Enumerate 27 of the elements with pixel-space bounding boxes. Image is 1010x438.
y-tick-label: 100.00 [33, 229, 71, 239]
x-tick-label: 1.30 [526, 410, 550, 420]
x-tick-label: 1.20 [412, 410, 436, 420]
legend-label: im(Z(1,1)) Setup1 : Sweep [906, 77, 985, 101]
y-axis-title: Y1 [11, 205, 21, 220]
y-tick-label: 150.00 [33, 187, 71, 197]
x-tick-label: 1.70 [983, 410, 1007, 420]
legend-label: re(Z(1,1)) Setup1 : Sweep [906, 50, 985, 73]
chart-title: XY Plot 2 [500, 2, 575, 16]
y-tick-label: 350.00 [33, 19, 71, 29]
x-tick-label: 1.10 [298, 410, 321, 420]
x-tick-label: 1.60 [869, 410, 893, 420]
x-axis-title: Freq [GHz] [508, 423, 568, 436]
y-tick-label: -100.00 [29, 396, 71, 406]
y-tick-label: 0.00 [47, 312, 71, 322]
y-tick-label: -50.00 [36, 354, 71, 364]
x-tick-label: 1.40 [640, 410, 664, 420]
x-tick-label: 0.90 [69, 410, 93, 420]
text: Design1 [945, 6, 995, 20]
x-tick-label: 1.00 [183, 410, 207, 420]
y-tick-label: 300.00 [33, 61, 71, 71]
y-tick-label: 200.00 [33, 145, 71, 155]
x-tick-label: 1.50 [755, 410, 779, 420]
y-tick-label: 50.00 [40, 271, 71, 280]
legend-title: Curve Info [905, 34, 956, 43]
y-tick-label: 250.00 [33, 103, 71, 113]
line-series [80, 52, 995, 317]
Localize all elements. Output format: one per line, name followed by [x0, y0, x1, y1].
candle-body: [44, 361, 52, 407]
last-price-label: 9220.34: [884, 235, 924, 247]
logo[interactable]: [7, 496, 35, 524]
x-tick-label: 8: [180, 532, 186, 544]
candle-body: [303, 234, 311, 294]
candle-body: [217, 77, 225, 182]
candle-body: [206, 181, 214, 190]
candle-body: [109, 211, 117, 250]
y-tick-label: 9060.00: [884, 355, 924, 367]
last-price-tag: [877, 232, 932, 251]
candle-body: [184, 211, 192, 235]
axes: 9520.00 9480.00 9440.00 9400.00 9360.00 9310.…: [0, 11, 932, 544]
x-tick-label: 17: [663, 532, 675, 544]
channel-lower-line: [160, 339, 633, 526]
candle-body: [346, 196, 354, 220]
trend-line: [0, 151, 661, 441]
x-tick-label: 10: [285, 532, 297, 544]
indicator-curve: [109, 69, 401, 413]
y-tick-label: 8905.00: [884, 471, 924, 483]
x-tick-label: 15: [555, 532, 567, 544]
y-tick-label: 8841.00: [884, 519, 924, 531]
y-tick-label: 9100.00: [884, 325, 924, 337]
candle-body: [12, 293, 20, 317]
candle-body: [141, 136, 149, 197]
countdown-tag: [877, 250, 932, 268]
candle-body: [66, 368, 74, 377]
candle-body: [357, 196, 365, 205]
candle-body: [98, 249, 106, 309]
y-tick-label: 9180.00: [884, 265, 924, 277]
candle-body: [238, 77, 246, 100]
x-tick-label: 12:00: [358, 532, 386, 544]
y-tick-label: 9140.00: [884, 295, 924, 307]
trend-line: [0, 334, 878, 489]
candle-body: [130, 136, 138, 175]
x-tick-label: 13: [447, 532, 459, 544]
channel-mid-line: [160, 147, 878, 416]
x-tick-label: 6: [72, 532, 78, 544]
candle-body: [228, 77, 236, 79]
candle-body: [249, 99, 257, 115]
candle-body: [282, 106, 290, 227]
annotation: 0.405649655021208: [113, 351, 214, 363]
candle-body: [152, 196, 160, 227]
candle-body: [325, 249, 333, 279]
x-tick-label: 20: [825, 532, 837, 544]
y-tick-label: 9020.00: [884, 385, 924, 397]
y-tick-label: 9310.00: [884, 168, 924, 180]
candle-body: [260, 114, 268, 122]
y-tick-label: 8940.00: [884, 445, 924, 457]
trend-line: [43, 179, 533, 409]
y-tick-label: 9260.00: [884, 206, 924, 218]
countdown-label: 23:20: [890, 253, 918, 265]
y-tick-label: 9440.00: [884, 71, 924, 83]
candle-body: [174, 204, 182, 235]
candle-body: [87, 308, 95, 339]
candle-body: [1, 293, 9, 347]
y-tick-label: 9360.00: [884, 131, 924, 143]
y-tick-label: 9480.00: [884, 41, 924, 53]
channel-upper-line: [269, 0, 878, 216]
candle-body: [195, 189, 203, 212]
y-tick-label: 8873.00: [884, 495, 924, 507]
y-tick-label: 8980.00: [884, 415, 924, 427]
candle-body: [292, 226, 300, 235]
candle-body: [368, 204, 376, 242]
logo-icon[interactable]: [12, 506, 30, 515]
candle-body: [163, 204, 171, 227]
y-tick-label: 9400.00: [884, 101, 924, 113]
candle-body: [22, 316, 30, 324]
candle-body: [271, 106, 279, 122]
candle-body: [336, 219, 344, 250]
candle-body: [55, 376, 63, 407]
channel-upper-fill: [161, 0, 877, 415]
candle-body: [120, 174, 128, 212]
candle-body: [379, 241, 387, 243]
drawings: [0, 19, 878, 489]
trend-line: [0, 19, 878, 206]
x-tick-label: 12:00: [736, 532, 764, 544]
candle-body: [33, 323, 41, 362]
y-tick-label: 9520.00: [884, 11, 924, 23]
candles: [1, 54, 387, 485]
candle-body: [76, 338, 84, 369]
###
Output every line of the items above verbatim, with no change to any character.

Exercise answer -
Enumerate 27 of the elements with pixel-space bounding boxes. Image is 1010x438.
y-tick-label: 100.00 [33, 229, 71, 239]
x-tick-label: 1.30 [526, 410, 550, 420]
x-tick-label: 1.20 [412, 410, 436, 420]
legend-label: im(Z(1,1)) Setup1 : Sweep [906, 77, 985, 101]
y-axis-title: Y1 [11, 205, 21, 220]
y-tick-label: 150.00 [33, 187, 71, 197]
x-tick-label: 1.70 [983, 410, 1007, 420]
legend-label: re(Z(1,1)) Setup1 : Sweep [906, 50, 985, 73]
chart-title: XY Plot 2 [500, 2, 575, 16]
y-tick-label: 350.00 [33, 19, 71, 29]
x-tick-label: 1.10 [298, 410, 321, 420]
x-tick-label: 1.60 [869, 410, 893, 420]
x-axis-title: Freq [GHz] [508, 423, 568, 436]
y-tick-label: -100.00 [29, 396, 71, 406]
y-tick-label: 0.00 [47, 312, 71, 322]
y-tick-label: -50.00 [36, 354, 71, 364]
x-tick-label: 1.40 [640, 410, 664, 420]
x-tick-label: 0.90 [69, 410, 93, 420]
text: Design1 [945, 6, 995, 20]
x-tick-label: 1.00 [183, 410, 207, 420]
y-tick-label: 300.00 [33, 61, 71, 71]
y-tick-label: 200.00 [33, 145, 71, 155]
x-tick-label: 1.50 [755, 410, 779, 420]
y-tick-label: 50.00 [40, 271, 71, 280]
legend-title: Curve Info [905, 34, 956, 43]
y-tick-label: 250.00 [33, 103, 71, 113]
line-series [80, 52, 995, 317]
Localize all elements. Output format: one per line, name followed by [x0, y0, x1, y1].
candle-body: [44, 361, 52, 407]
last-price-label: 9220.34: [884, 235, 924, 247]
logo[interactable]: [7, 496, 35, 524]
x-tick-label: 8: [180, 532, 186, 544]
candle-body: [303, 234, 311, 294]
candle-body: [217, 77, 225, 182]
candle-body: [206, 181, 214, 190]
candle-body: [109, 211, 117, 250]
y-tick-label: 9060.00: [884, 355, 924, 367]
last-price-tag: [877, 232, 932, 251]
candle-body: [184, 211, 192, 235]
axes: 9520.00 9480.00 9440.00 9400.00 9360.00 9310.…: [0, 11, 932, 544]
x-tick-label: 17: [663, 532, 675, 544]
channel-lower-line: [160, 339, 633, 526]
candle-body: [346, 196, 354, 220]
trend-line: [0, 151, 661, 441]
x-tick-label: 10: [285, 532, 297, 544]
indicator-curve: [109, 69, 401, 413]
y-tick-label: 8905.00: [884, 471, 924, 483]
x-tick-label: 15: [555, 532, 567, 544]
y-tick-label: 8841.00: [884, 519, 924, 531]
y-tick-label: 9100.00: [884, 325, 924, 337]
candle-body: [12, 293, 20, 317]
candle-body: [141, 136, 149, 197]
countdown-tag: [877, 250, 932, 268]
candle-body: [66, 368, 74, 377]
candle-body: [357, 196, 365, 205]
candle-body: [98, 249, 106, 309]
y-tick-label: 9180.00: [884, 265, 924, 277]
candle-body: [238, 77, 246, 100]
x-tick-label: 12:00: [358, 532, 386, 544]
y-tick-label: 9140.00: [884, 295, 924, 307]
trend-line: [0, 334, 878, 489]
candle-body: [130, 136, 138, 175]
x-tick-label: 13: [447, 532, 459, 544]
channel-mid-line: [160, 147, 878, 416]
x-tick-label: 6: [72, 532, 78, 544]
candle-body: [228, 77, 236, 79]
candle-body: [249, 99, 257, 115]
candle-body: [282, 106, 290, 227]
annotation: 0.405649655021208: [113, 351, 214, 363]
candle-body: [152, 196, 160, 227]
candle-body: [325, 249, 333, 279]
x-tick-label: 20: [825, 532, 837, 544]
y-tick-label: 9020.00: [884, 385, 924, 397]
y-tick-label: 9310.00: [884, 168, 924, 180]
candle-body: [260, 114, 268, 122]
y-tick-label: 8940.00: [884, 445, 924, 457]
trend-line: [43, 179, 533, 409]
y-tick-label: 9260.00: [884, 206, 924, 218]
countdown-label: 23:20: [890, 253, 918, 265]
y-tick-label: 9440.00: [884, 71, 924, 83]
candle-body: [174, 204, 182, 235]
candle-body: [87, 308, 95, 339]
candle-body: [1, 293, 9, 347]
y-tick-label: 9360.00: [884, 131, 924, 143]
y-tick-label: 9480.00: [884, 41, 924, 53]
channel-upper-line: [269, 0, 878, 216]
candle-body: [195, 189, 203, 212]
y-tick-label: 8873.00: [884, 495, 924, 507]
y-tick-label: 8980.00: [884, 415, 924, 427]
candle-body: [292, 226, 300, 235]
candle-body: [368, 204, 376, 242]
logo-icon[interactable]: [12, 506, 30, 515]
candle-body: [163, 204, 171, 227]
y-tick-label: 9400.00: [884, 101, 924, 113]
candle-body: [22, 316, 30, 324]
candle-body: [271, 106, 279, 122]
candle-body: [336, 219, 344, 250]
candle-body: [55, 376, 63, 407]
channel-upper-fill: [161, 0, 877, 415]
candle-body: [120, 174, 128, 212]
candle-body: [379, 241, 387, 243]
drawings: [0, 19, 878, 489]
trend-line: [0, 19, 878, 206]
x-tick-label: 12:00: [736, 532, 764, 544]
candle-body: [33, 323, 41, 362]
y-tick-label: 9520.00: [884, 11, 924, 23]
candles: [1, 54, 387, 485]
candle-body: [76, 338, 84, 369]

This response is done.